Start of DATA SUPPLIED

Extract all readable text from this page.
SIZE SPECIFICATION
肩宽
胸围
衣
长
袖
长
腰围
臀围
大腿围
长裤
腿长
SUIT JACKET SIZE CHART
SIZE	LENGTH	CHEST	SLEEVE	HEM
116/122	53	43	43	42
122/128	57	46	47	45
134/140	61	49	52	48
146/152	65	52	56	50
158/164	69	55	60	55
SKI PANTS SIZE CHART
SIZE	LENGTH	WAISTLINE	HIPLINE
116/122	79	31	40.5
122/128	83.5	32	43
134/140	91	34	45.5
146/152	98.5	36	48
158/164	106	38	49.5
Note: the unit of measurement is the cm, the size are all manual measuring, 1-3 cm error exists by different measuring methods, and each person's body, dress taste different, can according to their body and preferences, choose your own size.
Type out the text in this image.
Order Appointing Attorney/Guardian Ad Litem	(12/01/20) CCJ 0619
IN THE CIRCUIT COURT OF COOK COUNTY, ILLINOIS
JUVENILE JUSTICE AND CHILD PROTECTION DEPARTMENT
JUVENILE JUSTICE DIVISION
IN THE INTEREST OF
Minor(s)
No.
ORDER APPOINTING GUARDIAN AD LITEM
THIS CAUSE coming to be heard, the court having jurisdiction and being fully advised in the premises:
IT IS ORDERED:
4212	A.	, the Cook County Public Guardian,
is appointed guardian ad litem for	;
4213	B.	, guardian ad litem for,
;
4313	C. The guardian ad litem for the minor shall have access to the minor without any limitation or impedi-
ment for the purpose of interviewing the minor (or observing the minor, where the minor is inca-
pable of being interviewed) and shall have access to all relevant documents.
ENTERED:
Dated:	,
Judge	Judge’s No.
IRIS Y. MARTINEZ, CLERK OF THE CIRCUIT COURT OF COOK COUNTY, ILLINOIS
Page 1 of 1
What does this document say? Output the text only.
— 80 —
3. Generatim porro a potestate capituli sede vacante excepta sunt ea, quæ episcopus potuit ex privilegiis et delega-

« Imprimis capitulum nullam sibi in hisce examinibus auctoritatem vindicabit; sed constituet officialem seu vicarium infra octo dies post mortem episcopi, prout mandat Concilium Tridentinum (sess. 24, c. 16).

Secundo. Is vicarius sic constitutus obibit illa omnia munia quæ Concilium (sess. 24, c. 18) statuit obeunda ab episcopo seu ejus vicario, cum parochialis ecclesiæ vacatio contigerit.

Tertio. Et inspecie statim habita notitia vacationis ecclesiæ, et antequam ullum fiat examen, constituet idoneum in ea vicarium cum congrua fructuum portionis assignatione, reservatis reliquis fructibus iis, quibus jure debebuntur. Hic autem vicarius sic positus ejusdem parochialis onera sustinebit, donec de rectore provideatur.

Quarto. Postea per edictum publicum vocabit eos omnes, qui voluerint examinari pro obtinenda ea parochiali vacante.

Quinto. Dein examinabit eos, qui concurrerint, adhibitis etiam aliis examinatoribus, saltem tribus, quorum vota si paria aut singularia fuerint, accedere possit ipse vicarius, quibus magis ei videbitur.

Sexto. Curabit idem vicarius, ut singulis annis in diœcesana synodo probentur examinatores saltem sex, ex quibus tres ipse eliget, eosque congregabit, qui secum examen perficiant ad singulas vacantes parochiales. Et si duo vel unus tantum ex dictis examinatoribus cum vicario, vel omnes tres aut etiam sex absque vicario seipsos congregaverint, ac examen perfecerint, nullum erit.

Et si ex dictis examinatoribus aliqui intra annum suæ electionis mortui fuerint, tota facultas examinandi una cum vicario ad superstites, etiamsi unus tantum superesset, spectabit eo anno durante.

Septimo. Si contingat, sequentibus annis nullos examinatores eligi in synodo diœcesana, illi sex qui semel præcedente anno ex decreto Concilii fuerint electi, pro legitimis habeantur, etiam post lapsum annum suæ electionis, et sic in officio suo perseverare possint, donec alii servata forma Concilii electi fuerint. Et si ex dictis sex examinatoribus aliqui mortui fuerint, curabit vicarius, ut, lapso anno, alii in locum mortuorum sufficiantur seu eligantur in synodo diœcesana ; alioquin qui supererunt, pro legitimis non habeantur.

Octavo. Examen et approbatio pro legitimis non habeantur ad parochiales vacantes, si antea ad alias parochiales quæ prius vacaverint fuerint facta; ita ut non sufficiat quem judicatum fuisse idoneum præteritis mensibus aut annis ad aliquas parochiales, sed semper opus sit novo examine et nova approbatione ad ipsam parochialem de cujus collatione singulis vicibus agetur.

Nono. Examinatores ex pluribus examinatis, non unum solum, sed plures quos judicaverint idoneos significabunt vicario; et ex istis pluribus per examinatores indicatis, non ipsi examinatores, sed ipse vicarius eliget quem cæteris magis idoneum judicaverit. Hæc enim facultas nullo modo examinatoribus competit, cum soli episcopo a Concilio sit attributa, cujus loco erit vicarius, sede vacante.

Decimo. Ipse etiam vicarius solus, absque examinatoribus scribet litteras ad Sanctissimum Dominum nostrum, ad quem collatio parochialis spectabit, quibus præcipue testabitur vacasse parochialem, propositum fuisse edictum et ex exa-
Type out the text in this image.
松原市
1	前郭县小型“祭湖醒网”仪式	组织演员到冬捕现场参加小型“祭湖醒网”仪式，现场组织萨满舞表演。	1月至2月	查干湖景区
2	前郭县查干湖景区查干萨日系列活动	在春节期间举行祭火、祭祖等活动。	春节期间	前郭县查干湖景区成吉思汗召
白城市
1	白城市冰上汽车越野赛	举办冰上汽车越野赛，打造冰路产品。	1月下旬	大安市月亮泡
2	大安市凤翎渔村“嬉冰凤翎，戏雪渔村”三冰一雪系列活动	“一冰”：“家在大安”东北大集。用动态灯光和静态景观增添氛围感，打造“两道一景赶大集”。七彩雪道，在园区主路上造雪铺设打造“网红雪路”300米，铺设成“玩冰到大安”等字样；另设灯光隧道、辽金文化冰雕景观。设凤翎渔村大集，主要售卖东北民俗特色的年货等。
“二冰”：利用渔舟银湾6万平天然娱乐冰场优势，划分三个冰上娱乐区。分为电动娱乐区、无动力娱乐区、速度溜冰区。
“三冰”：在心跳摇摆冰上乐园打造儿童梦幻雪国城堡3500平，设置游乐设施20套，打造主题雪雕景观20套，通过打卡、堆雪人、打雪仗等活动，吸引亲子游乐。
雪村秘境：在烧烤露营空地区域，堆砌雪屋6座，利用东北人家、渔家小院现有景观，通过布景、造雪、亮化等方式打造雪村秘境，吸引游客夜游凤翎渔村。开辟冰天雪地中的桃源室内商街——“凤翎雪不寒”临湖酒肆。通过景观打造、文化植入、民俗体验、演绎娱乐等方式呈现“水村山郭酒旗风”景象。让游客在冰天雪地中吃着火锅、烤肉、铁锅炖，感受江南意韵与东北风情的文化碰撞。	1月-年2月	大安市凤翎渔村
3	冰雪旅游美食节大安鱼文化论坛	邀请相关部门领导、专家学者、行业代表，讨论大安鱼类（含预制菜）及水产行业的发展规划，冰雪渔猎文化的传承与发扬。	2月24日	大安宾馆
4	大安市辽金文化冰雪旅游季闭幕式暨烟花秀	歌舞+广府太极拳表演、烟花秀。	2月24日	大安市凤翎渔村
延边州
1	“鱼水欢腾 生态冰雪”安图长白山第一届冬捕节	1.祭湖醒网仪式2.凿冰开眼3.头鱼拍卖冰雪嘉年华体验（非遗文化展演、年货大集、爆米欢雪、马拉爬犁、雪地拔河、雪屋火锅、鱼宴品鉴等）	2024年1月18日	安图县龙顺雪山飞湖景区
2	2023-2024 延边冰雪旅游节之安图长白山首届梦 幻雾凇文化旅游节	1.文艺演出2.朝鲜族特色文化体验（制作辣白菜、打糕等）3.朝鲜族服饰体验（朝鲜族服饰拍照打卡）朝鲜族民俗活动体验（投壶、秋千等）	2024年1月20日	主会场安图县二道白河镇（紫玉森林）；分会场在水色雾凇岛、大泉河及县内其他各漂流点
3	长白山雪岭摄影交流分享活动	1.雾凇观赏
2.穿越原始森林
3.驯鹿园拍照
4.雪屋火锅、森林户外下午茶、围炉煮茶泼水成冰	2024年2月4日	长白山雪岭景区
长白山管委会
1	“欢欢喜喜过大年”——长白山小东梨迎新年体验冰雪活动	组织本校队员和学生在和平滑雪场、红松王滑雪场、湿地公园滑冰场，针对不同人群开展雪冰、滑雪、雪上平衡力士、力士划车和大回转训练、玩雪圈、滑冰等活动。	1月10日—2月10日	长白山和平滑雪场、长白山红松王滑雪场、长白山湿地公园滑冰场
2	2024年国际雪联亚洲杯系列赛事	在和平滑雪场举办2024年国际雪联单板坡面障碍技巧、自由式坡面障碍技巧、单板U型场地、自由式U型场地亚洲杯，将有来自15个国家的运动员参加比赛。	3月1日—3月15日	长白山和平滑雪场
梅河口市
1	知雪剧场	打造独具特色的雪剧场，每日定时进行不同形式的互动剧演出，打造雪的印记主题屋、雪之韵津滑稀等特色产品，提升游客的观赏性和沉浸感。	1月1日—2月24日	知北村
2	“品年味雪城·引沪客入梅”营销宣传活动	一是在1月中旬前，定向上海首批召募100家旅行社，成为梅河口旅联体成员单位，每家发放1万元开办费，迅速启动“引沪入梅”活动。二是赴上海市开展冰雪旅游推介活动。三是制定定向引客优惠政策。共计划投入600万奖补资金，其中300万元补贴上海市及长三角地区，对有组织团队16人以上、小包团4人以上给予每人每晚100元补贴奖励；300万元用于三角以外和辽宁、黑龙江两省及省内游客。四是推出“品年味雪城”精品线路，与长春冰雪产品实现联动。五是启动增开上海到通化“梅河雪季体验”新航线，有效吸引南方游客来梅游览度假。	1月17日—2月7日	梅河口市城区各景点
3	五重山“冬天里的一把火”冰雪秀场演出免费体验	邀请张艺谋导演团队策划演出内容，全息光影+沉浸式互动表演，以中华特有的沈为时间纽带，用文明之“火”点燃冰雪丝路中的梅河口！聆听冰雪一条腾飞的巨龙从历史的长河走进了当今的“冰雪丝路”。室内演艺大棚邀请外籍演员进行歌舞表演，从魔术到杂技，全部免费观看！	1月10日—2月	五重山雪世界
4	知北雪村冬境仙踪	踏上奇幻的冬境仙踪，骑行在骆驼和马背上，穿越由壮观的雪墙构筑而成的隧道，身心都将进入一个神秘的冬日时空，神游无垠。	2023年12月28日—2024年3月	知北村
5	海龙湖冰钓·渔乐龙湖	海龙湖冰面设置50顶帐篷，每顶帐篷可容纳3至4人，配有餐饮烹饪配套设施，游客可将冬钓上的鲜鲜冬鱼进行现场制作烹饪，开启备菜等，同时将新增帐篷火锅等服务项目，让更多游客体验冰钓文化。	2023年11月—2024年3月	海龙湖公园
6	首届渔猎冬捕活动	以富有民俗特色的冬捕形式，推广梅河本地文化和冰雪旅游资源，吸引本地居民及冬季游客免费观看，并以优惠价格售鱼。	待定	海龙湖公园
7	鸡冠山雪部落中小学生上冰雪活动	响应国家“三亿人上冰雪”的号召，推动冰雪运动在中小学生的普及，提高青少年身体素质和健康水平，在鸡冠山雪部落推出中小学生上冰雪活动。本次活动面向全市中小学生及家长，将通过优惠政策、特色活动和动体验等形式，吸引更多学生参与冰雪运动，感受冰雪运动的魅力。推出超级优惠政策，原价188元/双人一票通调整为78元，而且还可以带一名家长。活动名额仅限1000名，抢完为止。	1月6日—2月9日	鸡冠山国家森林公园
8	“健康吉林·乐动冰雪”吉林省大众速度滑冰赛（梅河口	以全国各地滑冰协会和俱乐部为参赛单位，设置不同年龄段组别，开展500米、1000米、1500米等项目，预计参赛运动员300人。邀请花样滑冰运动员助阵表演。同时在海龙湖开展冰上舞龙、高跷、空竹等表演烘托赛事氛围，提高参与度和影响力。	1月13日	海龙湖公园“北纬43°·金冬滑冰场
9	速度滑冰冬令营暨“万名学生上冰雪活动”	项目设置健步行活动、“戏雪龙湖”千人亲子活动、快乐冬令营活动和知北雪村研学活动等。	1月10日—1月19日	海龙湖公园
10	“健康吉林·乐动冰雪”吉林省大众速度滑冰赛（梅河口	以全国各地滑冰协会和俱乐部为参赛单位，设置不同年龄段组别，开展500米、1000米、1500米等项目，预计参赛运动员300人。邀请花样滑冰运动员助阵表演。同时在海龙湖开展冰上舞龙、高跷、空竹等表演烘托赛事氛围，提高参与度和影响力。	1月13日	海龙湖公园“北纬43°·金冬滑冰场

End of DATA SUPPLIED

■ WHAT THE EXERCISE ASKS
Provide the number of lines containing the string "mortui", with no other output.

■ FINISHED TASK
2